Stored entries:
· · · · ·

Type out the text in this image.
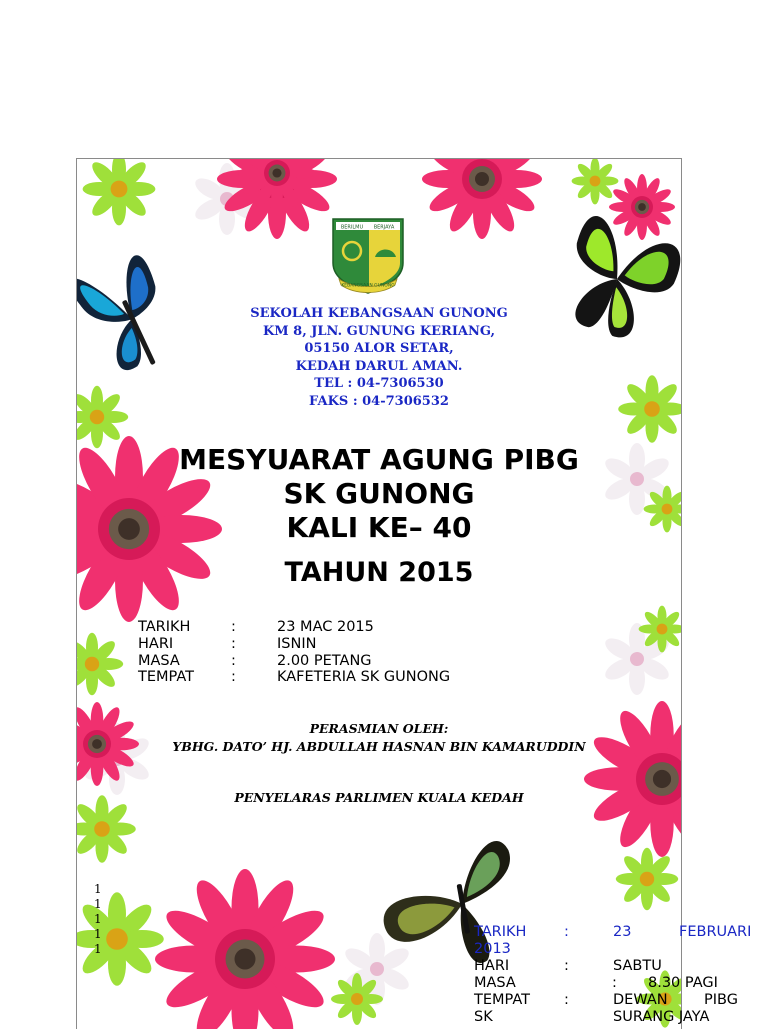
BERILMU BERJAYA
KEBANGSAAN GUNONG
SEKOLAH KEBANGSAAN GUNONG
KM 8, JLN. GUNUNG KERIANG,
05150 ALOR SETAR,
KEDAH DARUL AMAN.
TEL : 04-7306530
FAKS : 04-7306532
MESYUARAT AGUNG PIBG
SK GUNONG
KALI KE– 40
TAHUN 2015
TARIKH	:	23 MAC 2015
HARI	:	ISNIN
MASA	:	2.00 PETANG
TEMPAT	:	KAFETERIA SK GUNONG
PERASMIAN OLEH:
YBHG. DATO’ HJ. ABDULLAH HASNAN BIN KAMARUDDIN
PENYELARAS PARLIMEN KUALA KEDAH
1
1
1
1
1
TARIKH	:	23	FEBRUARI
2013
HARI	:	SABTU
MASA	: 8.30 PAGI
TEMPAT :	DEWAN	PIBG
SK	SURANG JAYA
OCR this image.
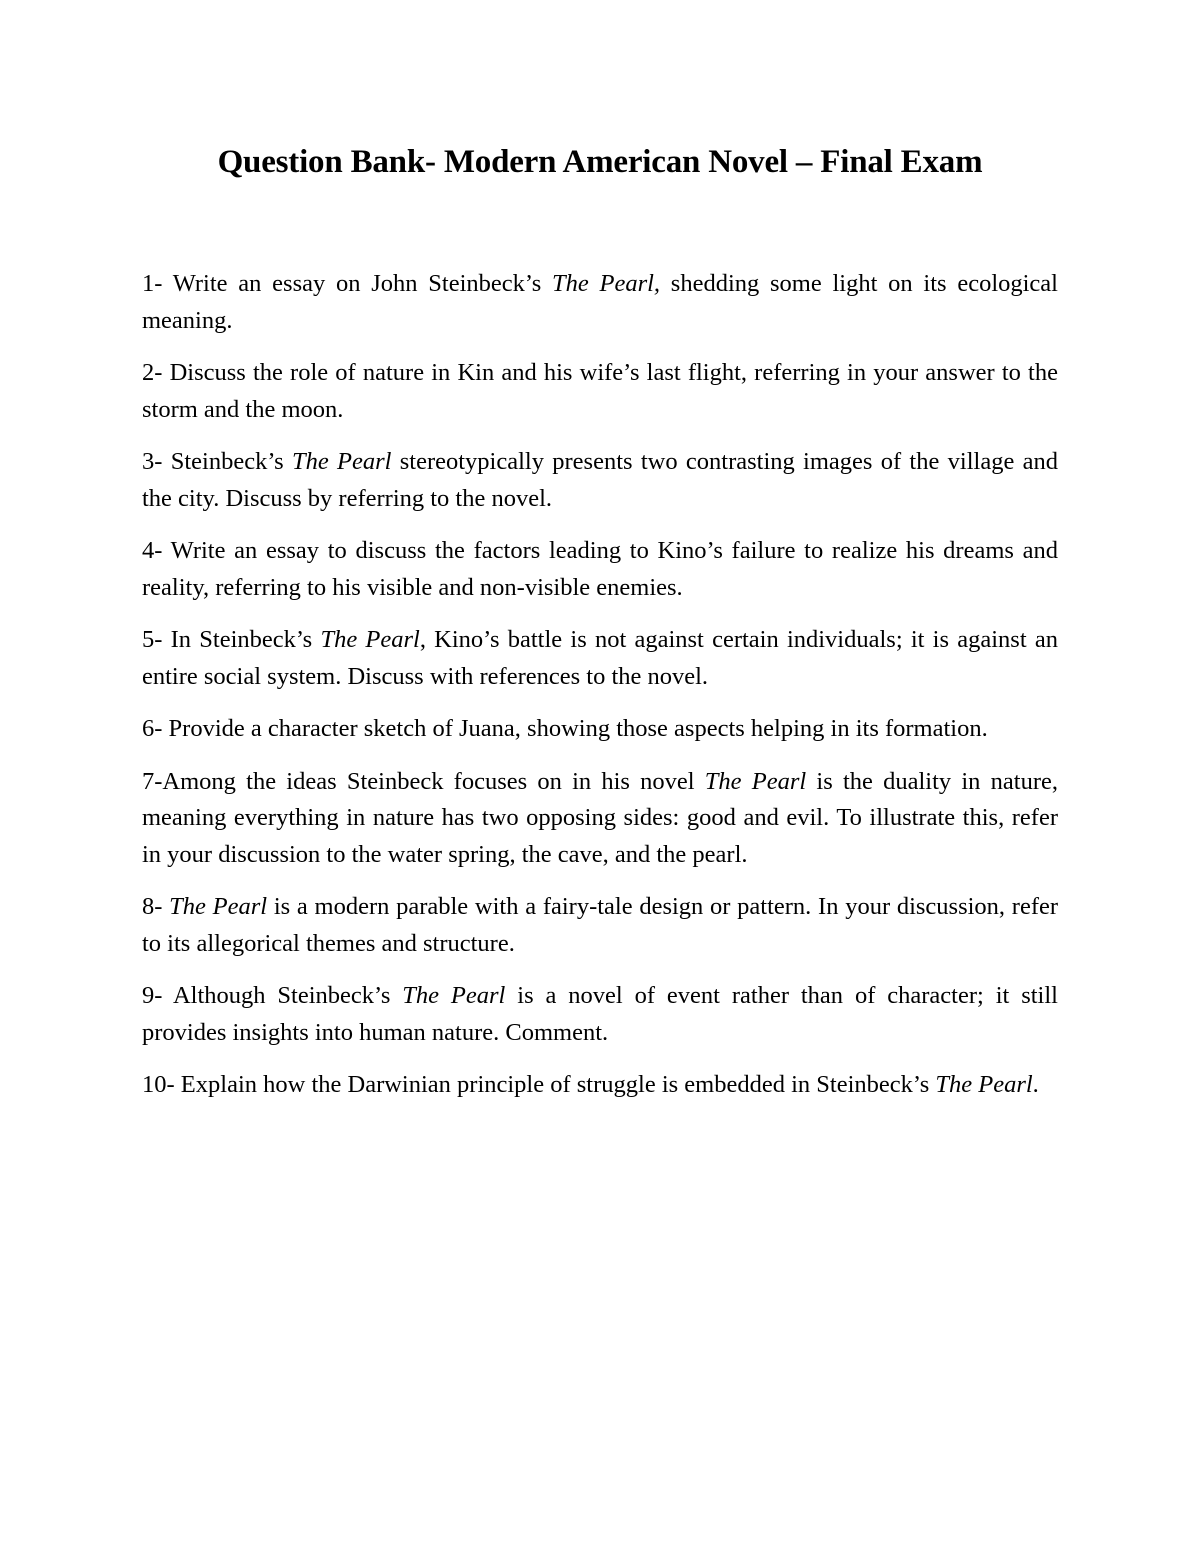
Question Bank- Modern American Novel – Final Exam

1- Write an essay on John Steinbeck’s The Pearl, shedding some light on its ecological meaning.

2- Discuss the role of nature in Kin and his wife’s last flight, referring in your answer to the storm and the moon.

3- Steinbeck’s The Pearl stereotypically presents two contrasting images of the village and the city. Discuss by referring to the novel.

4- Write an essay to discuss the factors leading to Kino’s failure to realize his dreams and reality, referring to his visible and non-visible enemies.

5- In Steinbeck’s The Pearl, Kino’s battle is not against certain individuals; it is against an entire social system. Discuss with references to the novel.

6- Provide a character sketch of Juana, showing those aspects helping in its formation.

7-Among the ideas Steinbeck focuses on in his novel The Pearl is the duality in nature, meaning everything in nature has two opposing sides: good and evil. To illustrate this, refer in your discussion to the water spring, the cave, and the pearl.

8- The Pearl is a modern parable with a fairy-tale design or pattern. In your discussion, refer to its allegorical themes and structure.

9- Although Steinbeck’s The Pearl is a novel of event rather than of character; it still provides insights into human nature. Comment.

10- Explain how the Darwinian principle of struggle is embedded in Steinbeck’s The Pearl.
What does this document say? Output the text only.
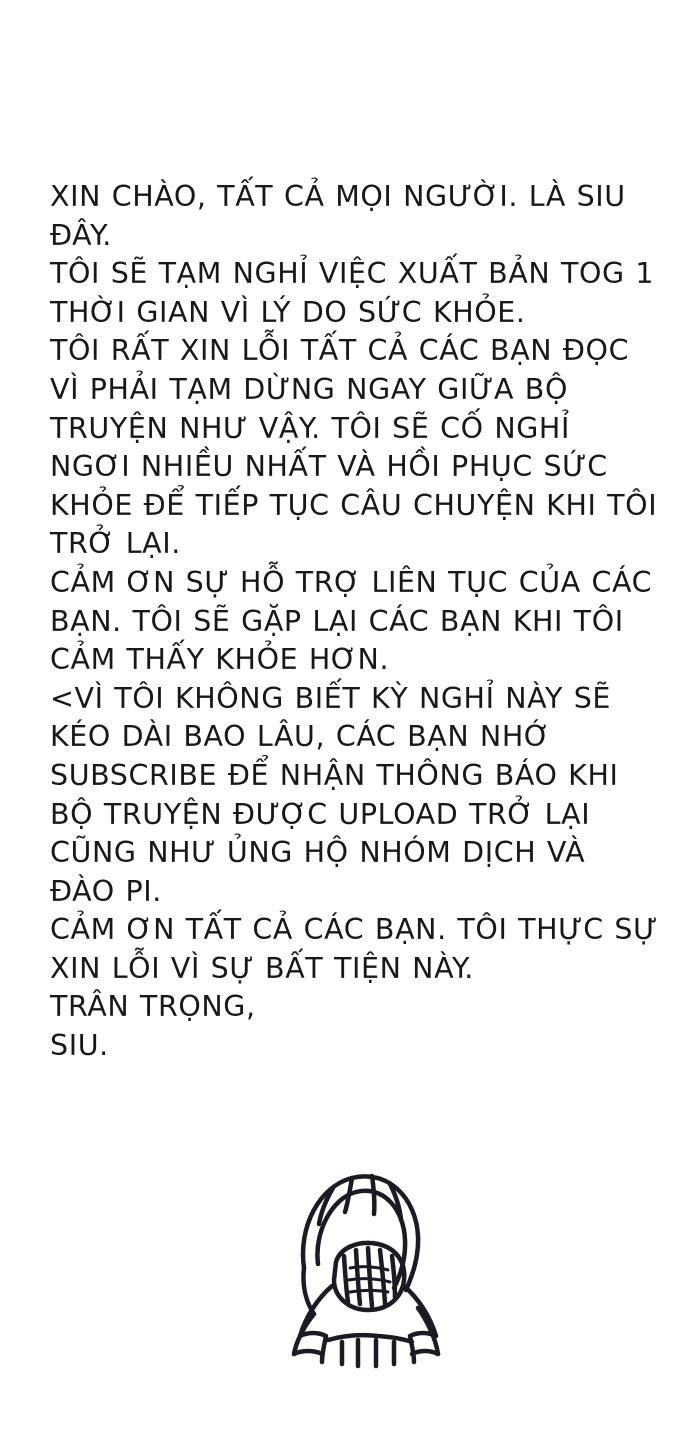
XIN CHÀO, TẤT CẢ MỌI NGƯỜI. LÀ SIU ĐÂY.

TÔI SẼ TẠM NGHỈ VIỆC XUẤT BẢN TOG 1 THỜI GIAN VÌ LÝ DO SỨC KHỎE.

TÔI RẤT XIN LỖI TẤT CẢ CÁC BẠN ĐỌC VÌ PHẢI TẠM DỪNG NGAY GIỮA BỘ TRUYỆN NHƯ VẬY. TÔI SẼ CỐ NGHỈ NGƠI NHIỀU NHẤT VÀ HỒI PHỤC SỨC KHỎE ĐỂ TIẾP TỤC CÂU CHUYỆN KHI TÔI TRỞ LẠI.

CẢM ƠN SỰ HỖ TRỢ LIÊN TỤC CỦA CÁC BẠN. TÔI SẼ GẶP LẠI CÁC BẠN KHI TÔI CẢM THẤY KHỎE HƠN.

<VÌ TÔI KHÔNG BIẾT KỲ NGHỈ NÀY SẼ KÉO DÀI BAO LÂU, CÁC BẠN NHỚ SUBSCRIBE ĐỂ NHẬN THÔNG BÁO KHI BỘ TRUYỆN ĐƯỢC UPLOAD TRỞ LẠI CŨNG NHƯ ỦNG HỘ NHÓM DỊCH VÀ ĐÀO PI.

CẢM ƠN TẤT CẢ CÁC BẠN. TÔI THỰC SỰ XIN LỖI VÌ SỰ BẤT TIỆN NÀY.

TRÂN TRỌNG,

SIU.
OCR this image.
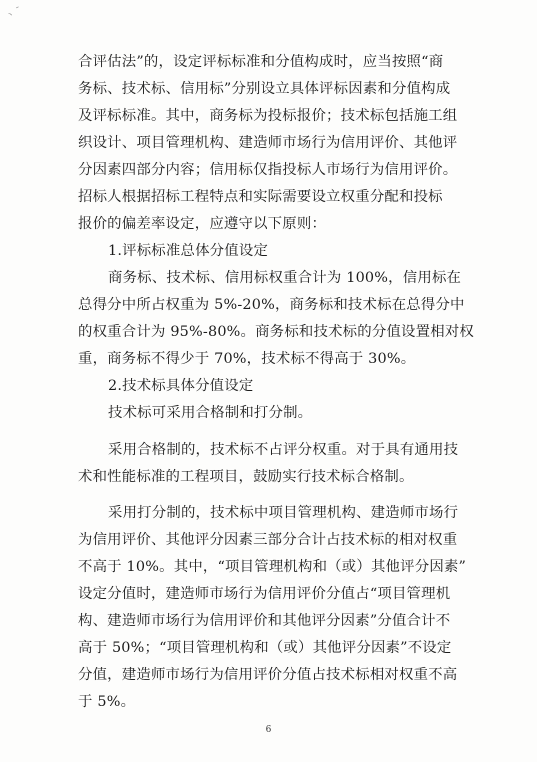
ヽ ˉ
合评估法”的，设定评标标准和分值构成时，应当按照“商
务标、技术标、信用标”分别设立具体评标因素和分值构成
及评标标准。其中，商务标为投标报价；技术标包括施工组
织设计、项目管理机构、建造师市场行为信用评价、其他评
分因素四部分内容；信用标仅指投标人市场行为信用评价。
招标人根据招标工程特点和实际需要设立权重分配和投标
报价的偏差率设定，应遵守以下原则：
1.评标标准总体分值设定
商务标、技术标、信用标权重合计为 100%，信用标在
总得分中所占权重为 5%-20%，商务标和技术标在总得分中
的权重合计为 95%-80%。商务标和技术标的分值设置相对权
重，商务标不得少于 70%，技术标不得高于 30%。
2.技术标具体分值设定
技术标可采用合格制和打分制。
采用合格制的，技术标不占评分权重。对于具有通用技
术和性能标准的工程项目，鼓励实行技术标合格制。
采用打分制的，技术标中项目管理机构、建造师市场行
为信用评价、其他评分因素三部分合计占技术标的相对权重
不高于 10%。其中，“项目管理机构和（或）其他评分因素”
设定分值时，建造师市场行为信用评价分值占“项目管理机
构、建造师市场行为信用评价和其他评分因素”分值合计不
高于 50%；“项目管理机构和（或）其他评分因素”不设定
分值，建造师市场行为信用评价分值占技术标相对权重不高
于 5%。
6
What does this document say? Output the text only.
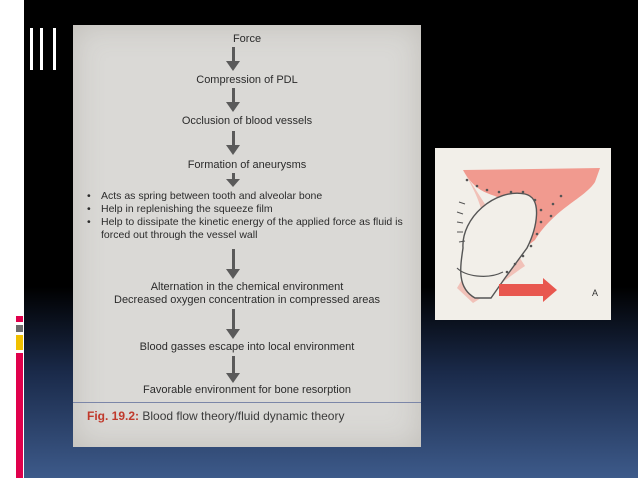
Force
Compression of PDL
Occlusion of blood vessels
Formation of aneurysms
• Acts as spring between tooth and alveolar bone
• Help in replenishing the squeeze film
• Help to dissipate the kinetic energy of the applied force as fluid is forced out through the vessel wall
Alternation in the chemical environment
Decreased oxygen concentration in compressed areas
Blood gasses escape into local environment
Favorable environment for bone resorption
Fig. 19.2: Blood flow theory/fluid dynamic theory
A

· · · · ·

REQUIRED TASK
Leave out the pictures and return every record word for word.

SOLUTION BELOW
Type out the text in this image.
BERILMU BERJAYA
KEBANGSAAN GUNONG
SEKOLAH KEBANGSAAN GUNONG
KM 8, JLN. GUNUNG KERIANG,
05150 ALOR SETAR,
KEDAH DARUL AMAN.
TEL : 04-7306530
FAKS : 04-7306532
MESYUARAT AGUNG PIBG
SK GUNONG
KALI KE– 40
TAHUN 2015
TARIKH	:	23 MAC 2015
HARI	:	ISNIN
MASA	:	2.00 PETANG
TEMPAT	:	KAFETERIA SK GUNONG
PERASMIAN OLEH:
YBHG. DATO’ HJ. ABDULLAH HASNAN BIN KAMARUDDIN
PENYELARAS PARLIMEN KUALA KEDAH
1
1
1
1
1
TARIKH	:	23	FEBRUARI
2013
HARI	:	SABTU
MASA	: 8.30 PAGI
TEMPAT :	DEWAN	PIBG
SK	SURANG JAYA
OCR this image.
Question Bank- Modern American Novel – Final Exam

1- Write an essay on John Steinbeck’s The Pearl, shedding some light on its ecological meaning.

2- Discuss the role of nature in Kin and his wife’s last flight, referring in your answer to the storm and the moon.

3- Steinbeck’s The Pearl stereotypically presents two contrasting images of the village and the city. Discuss by referring to the novel.

4- Write an essay to discuss the factors leading to Kino’s failure to realize his dreams and reality, referring to his visible and non-visible enemies.

5- In Steinbeck’s The Pearl, Kino’s battle is not against certain individuals; it is against an entire social system. Discuss with references to the novel.

6- Provide a character sketch of Juana, showing those aspects helping in its formation.

7-Among the ideas Steinbeck focuses on in his novel The Pearl is the duality in nature, meaning everything in nature has two opposing sides: good and evil. To illustrate this, refer in your discussion to the water spring, the cave, and the pearl.

8- The Pearl is a modern parable with a fairy-tale design or pattern. In your discussion, refer to its allegorical themes and structure.

9- Although Steinbeck’s The Pearl is a novel of event rather than of character; it still provides insights into human nature. Comment.

10- Explain how the Darwinian principle of struggle is embedded in Steinbeck’s The Pearl.
What does this document say? Output the text only.
XIN CHÀO, TẤT CẢ MỌI NGƯỜI. LÀ SIU ĐÂY.

TÔI SẼ TẠM NGHỈ VIỆC XUẤT BẢN TOG 1 THỜI GIAN VÌ LÝ DO SỨC KHỎE.

TÔI RẤT XIN LỖI TẤT CẢ CÁC BẠN ĐỌC VÌ PHẢI TẠM DỪNG NGAY GIỮA BỘ TRUYỆN NHƯ VẬY. TÔI SẼ CỐ NGHỈ NGƠI NHIỀU NHẤT VÀ HỒI PHỤC SỨC KHỎE ĐỂ TIẾP TỤC CÂU CHUYỆN KHI TÔI TRỞ LẠI.

CẢM ƠN SỰ HỖ TRỢ LIÊN TỤC CỦA CÁC BẠN. TÔI SẼ GẶP LẠI CÁC BẠN KHI TÔI CẢM THẤY KHỎE HƠN.

<VÌ TÔI KHÔNG BIẾT KỲ NGHỈ NÀY SẼ KÉO DÀI BAO LÂU, CÁC BẠN NHỚ SUBSCRIBE ĐỂ NHẬN THÔNG BÁO KHI BỘ TRUYỆN ĐƯỢC UPLOAD TRỞ LẠI CŨNG NHƯ ỦNG HỘ NHÓM DỊCH VÀ ĐÀO PI.

CẢM ƠN TẤT CẢ CÁC BẠN. TÔI THỰC SỰ XIN LỖI VÌ SỰ BẤT TIỆN NÀY.

TRÂN TRỌNG,

SIU.
OCR this image.
ヽ ˉ
合评估法”的，设定评标标准和分值构成时，应当按照“商
务标、技术标、信用标”分别设立具体评标因素和分值构成
及评标标准。其中，商务标为投标报价；技术标包括施工组
织设计、项目管理机构、建造师市场行为信用评价、其他评
分因素四部分内容；信用标仅指投标人市场行为信用评价。
招标人根据招标工程特点和实际需要设立权重分配和投标
报价的偏差率设定，应遵守以下原则：
1.评标标准总体分值设定
商务标、技术标、信用标权重合计为 100%，信用标在
总得分中所占权重为 5%-20%，商务标和技术标在总得分中
的权重合计为 95%-80%。商务标和技术标的分值设置相对权
重，商务标不得少于 70%，技术标不得高于 30%。
2.技术标具体分值设定
技术标可采用合格制和打分制。
采用合格制的，技术标不占评分权重。对于具有通用技
术和性能标准的工程项目，鼓励实行技术标合格制。
采用打分制的，技术标中项目管理机构、建造师市场行
为信用评价、其他评分因素三部分合计占技术标的相对权重
不高于 10%。其中，“项目管理机构和（或）其他评分因素”
设定分值时，建造师市场行为信用评价分值占“项目管理机
构、建造师市场行为信用评价和其他评分因素”分值合计不
高于 50%；“项目管理机构和（或）其他评分因素”不设定
分值，建造师市场行为信用评价分值占技术标相对权重不高
于 5%。
6
What does this document say? Output the text only.
Force
Compression of PDL
Occlusion of blood vessels
Formation of aneurysms
• Acts as spring between tooth and alveolar bone
• Help in replenishing the squeeze film
• Help to dissipate the kinetic energy of the applied force as fluid is forced out through the vessel wall
Alternation in the chemical environment
Decreased oxygen concentration in compressed areas
Blood gasses escape into local environment
Favorable environment for bone resorption
Fig. 19.2: Blood flow theory/fluid dynamic theory
A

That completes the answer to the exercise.